(Data items)
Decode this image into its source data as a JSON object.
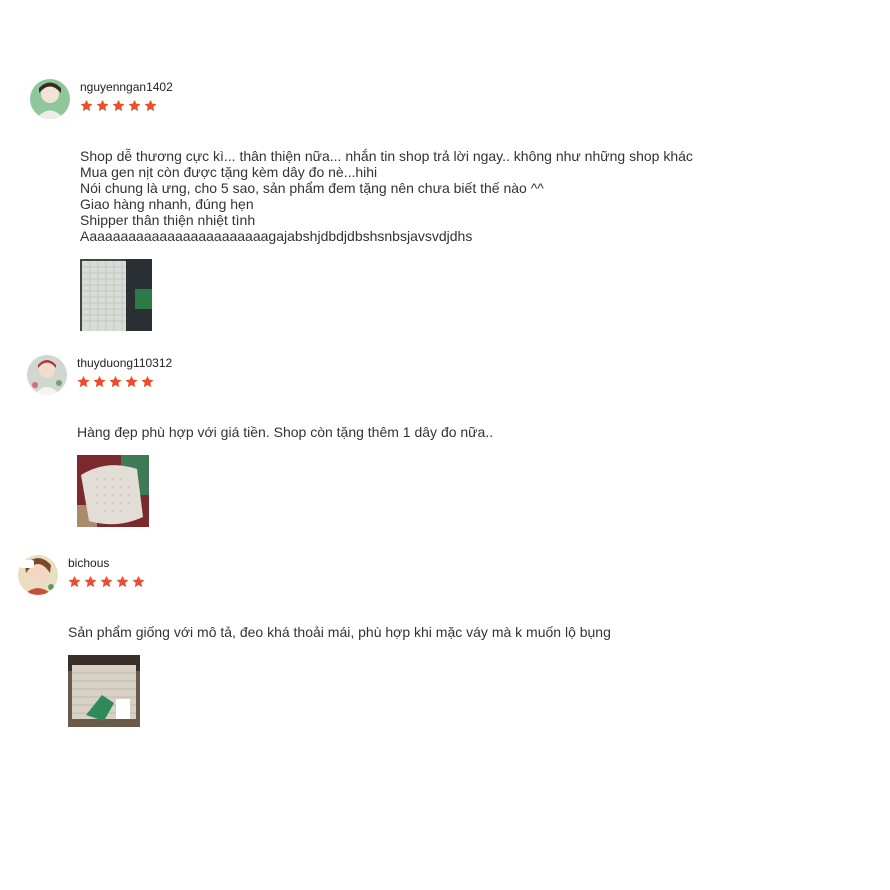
{
  "reviews": [
    {
      "username": "nguyenngan1402",
      "rating": 5,
      "comment_lines": [
        "Shop dễ thương cực kì... thân thiện nữa... nhắn tin shop trả lời ngay.. không như những shop khác",
        "Mua gen nịt còn được tặng kèm dây đo nè...hihi",
        "Nói chung là ưng, cho 5 sao, sản phẩm đem tặng nên chưa biết thế nào ^^",
        "Giao hàng nhanh, đúng hẹn",
        "Shipper thân thiện nhiệt tình",
        "Aaaaaaaaaaaaaaaaaaaaaaaagajabshjdbdjdbshsnbsjavsvdjdhs"
      ]
    },
    {
      "username": "thuyduong110312",
      "rating": 5,
      "comment_lines": [
        "Hàng đẹp phù hợp với giá tiền. Shop còn tặng thêm 1 dây đo nữa.."
      ]
    },
    {
      "username": "bichous",
      "rating": 5,
      "comment_lines": [
        "Sản phẩm giống với mô tả, đeo khá thoải mái, phù hợp khi mặc váy mà k muốn lộ bụng"
      ]
    }
  ],
  "colors": {
    "star": "#ee4d2d",
    "text": "#333333"
  },
  "icons": {
    "rating": "star-icon"
  }
}
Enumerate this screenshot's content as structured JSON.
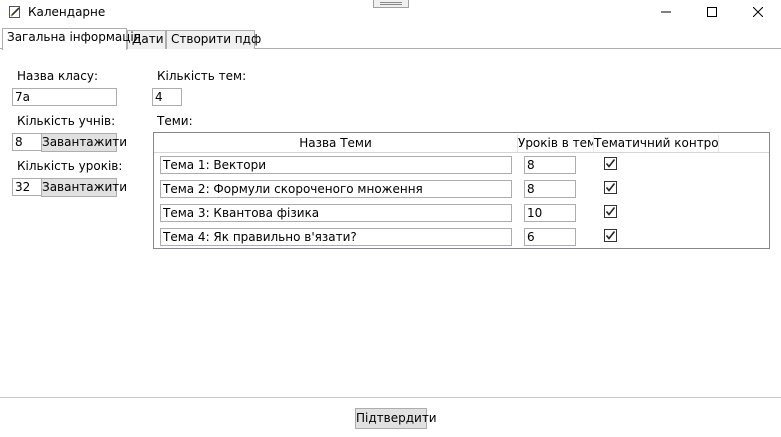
{
  "window": {
    "title": "Календарне",
    "app_icon": "notepad-pencil-icon",
    "controls": [
      "minimize-icon",
      "maximize-icon",
      "close-icon"
    ]
  },
  "tabs": [
    {
      "label": "Загальна інформація",
      "active": true
    },
    {
      "label": "Дати",
      "active": false
    },
    {
      "label": "Створити пдф",
      "active": false
    }
  ],
  "form": {
    "class_name_label": "Назва класу:",
    "class_name_value": "7а",
    "students_label": "Кількість учнів:",
    "students_value": "8",
    "students_load": "Завантажити",
    "lessons_label": "Кількість уроків:",
    "lessons_value": "32",
    "lessons_load": "Завантажити",
    "topics_count_label": "Кількість тем:",
    "topics_count_value": "4",
    "topics_label": "Теми:"
  },
  "grid": {
    "columns": [
      "Назва Теми",
      "Уроків в темі",
      "Тематичний контроль"
    ],
    "rows": [
      {
        "name": "Тема 1: Вектори",
        "lessons": "8",
        "control": true
      },
      {
        "name": "Тема 2: Формули скороченого множення",
        "lessons": "8",
        "control": true
      },
      {
        "name": "Тема 3: Квантова фізика",
        "lessons": "10",
        "control": true
      },
      {
        "name": "Тема 4: Як правильно в'язати?",
        "lessons": "6",
        "control": true
      }
    ]
  },
  "footer": {
    "confirm_label": "Підтвердити"
  }
}
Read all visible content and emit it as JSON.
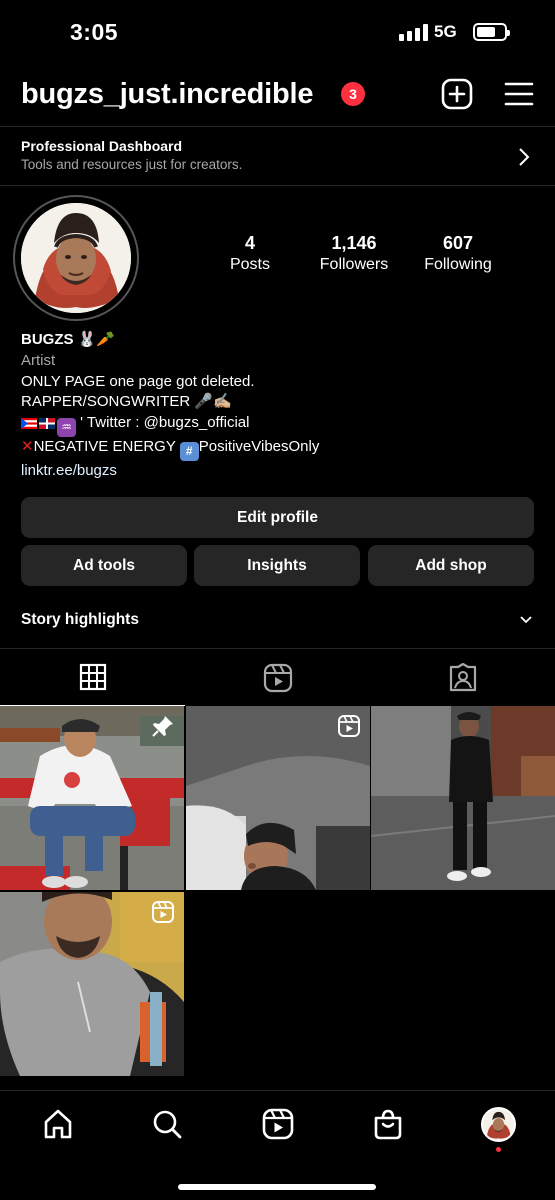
{
  "status": {
    "time": "3:05",
    "network": "5G",
    "battery_level": 0.7
  },
  "header": {
    "username": "bugzs_just.incredible",
    "notification_count": "3"
  },
  "dashboard": {
    "title": "Professional Dashboard",
    "subtitle": "Tools and resources just for creators."
  },
  "stats": {
    "posts": {
      "value": "4",
      "label": "Posts"
    },
    "followers": {
      "value": "1,146",
      "label": "Followers"
    },
    "following": {
      "value": "607",
      "label": "Following"
    }
  },
  "bio": {
    "name": "BUGZS 🐰🥕",
    "category": "Artist",
    "line1": "ONLY PAGE one page got deleted.",
    "line2": "RAPPER/SONGWRITER 🎤✍🏼",
    "line3_text": "' Twitter : @bugzs_official",
    "line4_prefix": "NEGATIVE ENERGY",
    "line4_suffix": "PositiveVibesOnly",
    "link": "linktr.ee/bugzs"
  },
  "buttons": {
    "edit_profile": "Edit profile",
    "ad_tools": "Ad tools",
    "insights": "Insights",
    "add_shop": "Add shop"
  },
  "highlights": {
    "title": "Story highlights"
  },
  "tabs": [
    "grid-icon",
    "reels-icon",
    "tagged-icon"
  ],
  "posts": [
    {
      "type": "pinned-photo",
      "icon": "pin-icon"
    },
    {
      "type": "reel",
      "icon": "reel-icon"
    },
    {
      "type": "photo",
      "icon": ""
    },
    {
      "type": "reel",
      "icon": "reel-icon"
    }
  ],
  "nav": [
    "home-icon",
    "search-icon",
    "reels-icon",
    "shop-icon",
    "profile-avatar"
  ],
  "colors": {
    "background": "#000000",
    "button": "#262626",
    "badge": "#ff3040",
    "secondary_text": "#a8a8a8"
  }
}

§ WRITTEN TASK
The records above are to be reproduced exactly; the pictures are to be left out.

§ ANSWER TO THIS EXERCISE
Decode this image into its source data as a JSON object.
{
  "reviews": [
    {
      "username": "nguyenngan1402",
      "rating": 5,
      "comment_lines": [
        "Shop dễ thương cực kì... thân thiện nữa... nhắn tin shop trả lời ngay.. không như những shop khác",
        "Mua gen nịt còn được tặng kèm dây đo nè...hihi",
        "Nói chung là ưng, cho 5 sao, sản phẩm đem tặng nên chưa biết thế nào ^^",
        "Giao hàng nhanh, đúng hẹn",
        "Shipper thân thiện nhiệt tình",
        "Aaaaaaaaaaaaaaaaaaaaaaaagajabshjdbdjdbshsnbsjavsvdjdhs"
      ]
    },
    {
      "username": "thuyduong110312",
      "rating": 5,
      "comment_lines": [
        "Hàng đẹp phù hợp với giá tiền. Shop còn tặng thêm 1 dây đo nữa.."
      ]
    },
    {
      "username": "bichous",
      "rating": 5,
      "comment_lines": [
        "Sản phẩm giống với mô tả, đeo khá thoải mái, phù hợp khi mặc váy mà k muốn lộ bụng"
      ]
    }
  ],
  "colors": {
    "star": "#ee4d2d",
    "text": "#333333"
  },
  "icons": {
    "rating": "star-icon"
  }
}
Enumerate this screenshot's content as structured JSON.
{
  "window": {
    "title": "Календарне",
    "app_icon": "notepad-pencil-icon",
    "controls": [
      "minimize-icon",
      "maximize-icon",
      "close-icon"
    ]
  },
  "tabs": [
    {
      "label": "Загальна інформація",
      "active": true
    },
    {
      "label": "Дати",
      "active": false
    },
    {
      "label": "Створити пдф",
      "active": false
    }
  ],
  "form": {
    "class_name_label": "Назва класу:",
    "class_name_value": "7а",
    "students_label": "Кількість учнів:",
    "students_value": "8",
    "students_load": "Завантажити",
    "lessons_label": "Кількість уроків:",
    "lessons_value": "32",
    "lessons_load": "Завантажити",
    "topics_count_label": "Кількість тем:",
    "topics_count_value": "4",
    "topics_label": "Теми:"
  },
  "grid": {
    "columns": [
      "Назва Теми",
      "Уроків в темі",
      "Тематичний контроль"
    ],
    "rows": [
      {
        "name": "Тема 1: Вектори",
        "lessons": "8",
        "control": true
      },
      {
        "name": "Тема 2: Формули скороченого множення",
        "lessons": "8",
        "control": true
      },
      {
        "name": "Тема 3: Квантова фізика",
        "lessons": "10",
        "control": true
      },
      {
        "name": "Тема 4: Як правильно в'язати?",
        "lessons": "6",
        "control": true
      }
    ]
  },
  "footer": {
    "confirm_label": "Підтвердити"
  }
}
Read all visible content and emit it as JSON.
{
  "status": {
    "time": "3:05",
    "network": "5G",
    "battery_level": 0.7
  },
  "header": {
    "username": "bugzs_just.incredible",
    "notification_count": "3"
  },
  "dashboard": {
    "title": "Professional Dashboard",
    "subtitle": "Tools and resources just for creators."
  },
  "stats": {
    "posts": {
      "value": "4",
      "label": "Posts"
    },
    "followers": {
      "value": "1,146",
      "label": "Followers"
    },
    "following": {
      "value": "607",
      "label": "Following"
    }
  },
  "bio": {
    "name": "BUGZS 🐰🥕",
    "category": "Artist",
    "line1": "ONLY PAGE one page got deleted.",
    "line2": "RAPPER/SONGWRITER 🎤✍🏼",
    "line3_text": "' Twitter : @bugzs_official",
    "line4_prefix": "NEGATIVE ENERGY",
    "line4_suffix": "PositiveVibesOnly",
    "link": "linktr.ee/bugzs"
  },
  "buttons": {
    "edit_profile": "Edit profile",
    "ad_tools": "Ad tools",
    "insights": "Insights",
    "add_shop": "Add shop"
  },
  "highlights": {
    "title": "Story highlights"
  },
  "tabs": [
    "grid-icon",
    "reels-icon",
    "tagged-icon"
  ],
  "posts": [
    {
      "type": "pinned-photo",
      "icon": "pin-icon"
    },
    {
      "type": "reel",
      "icon": "reel-icon"
    },
    {
      "type": "photo",
      "icon": ""
    },
    {
      "type": "reel",
      "icon": "reel-icon"
    }
  ],
  "nav": [
    "home-icon",
    "search-icon",
    "reels-icon",
    "shop-icon",
    "profile-avatar"
  ],
  "colors": {
    "background": "#000000",
    "button": "#262626",
    "badge": "#ff3040",
    "secondary_text": "#a8a8a8"
  }
}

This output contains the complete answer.